__What this task involves__
Repeat each entry as written, dropping any picture you find.

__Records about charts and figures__
-- BEGIN --
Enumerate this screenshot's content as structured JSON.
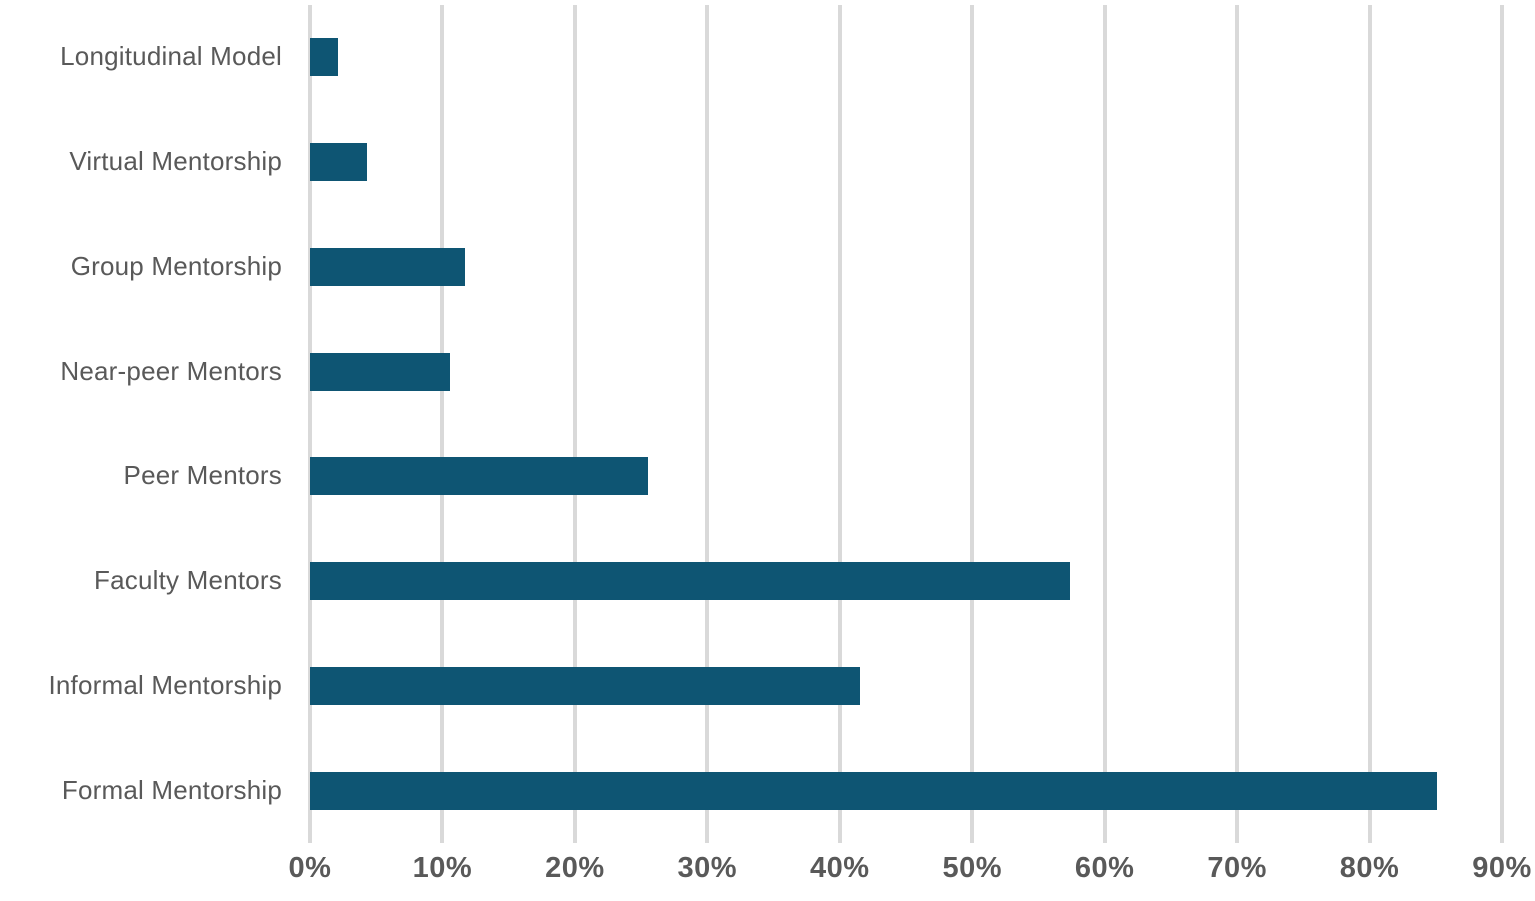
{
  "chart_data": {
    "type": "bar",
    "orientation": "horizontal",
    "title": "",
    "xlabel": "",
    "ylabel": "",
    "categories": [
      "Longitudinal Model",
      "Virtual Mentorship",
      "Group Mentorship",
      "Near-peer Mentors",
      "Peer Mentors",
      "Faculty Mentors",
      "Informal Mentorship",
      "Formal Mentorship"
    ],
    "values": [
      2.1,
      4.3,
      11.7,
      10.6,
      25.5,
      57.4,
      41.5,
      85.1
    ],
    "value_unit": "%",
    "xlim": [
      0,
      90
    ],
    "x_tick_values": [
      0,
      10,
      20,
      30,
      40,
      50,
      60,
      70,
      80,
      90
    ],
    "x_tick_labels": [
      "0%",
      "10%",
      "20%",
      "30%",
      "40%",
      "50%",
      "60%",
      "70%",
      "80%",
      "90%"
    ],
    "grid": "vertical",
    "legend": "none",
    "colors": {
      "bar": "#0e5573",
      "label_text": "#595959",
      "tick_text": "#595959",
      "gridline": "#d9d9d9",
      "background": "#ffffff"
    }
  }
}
-- END --
__Solved exercise__
Enumerate this screenshot's content as structured JSON.
{
  "chart_data": {
    "type": "bar",
    "orientation": "horizontal",
    "title": "",
    "xlabel": "",
    "ylabel": "",
    "categories": [
      "Longitudinal Model",
      "Virtual Mentorship",
      "Group Mentorship",
      "Near-peer Mentors",
      "Peer Mentors",
      "Faculty Mentors",
      "Informal Mentorship",
      "Formal Mentorship"
    ],
    "values": [
      2.1,
      4.3,
      11.7,
      10.6,
      25.5,
      57.4,
      41.5,
      85.1
    ],
    "value_unit": "%",
    "xlim": [
      0,
      90
    ],
    "x_tick_values": [
      0,
      10,
      20,
      30,
      40,
      50,
      60,
      70,
      80,
      90
    ],
    "x_tick_labels": [
      "0%",
      "10%",
      "20%",
      "30%",
      "40%",
      "50%",
      "60%",
      "70%",
      "80%",
      "90%"
    ],
    "grid": "vertical",
    "legend": "none",
    "colors": {
      "bar": "#0e5573",
      "label_text": "#595959",
      "tick_text": "#595959",
      "gridline": "#d9d9d9",
      "background": "#ffffff"
    }
  }
}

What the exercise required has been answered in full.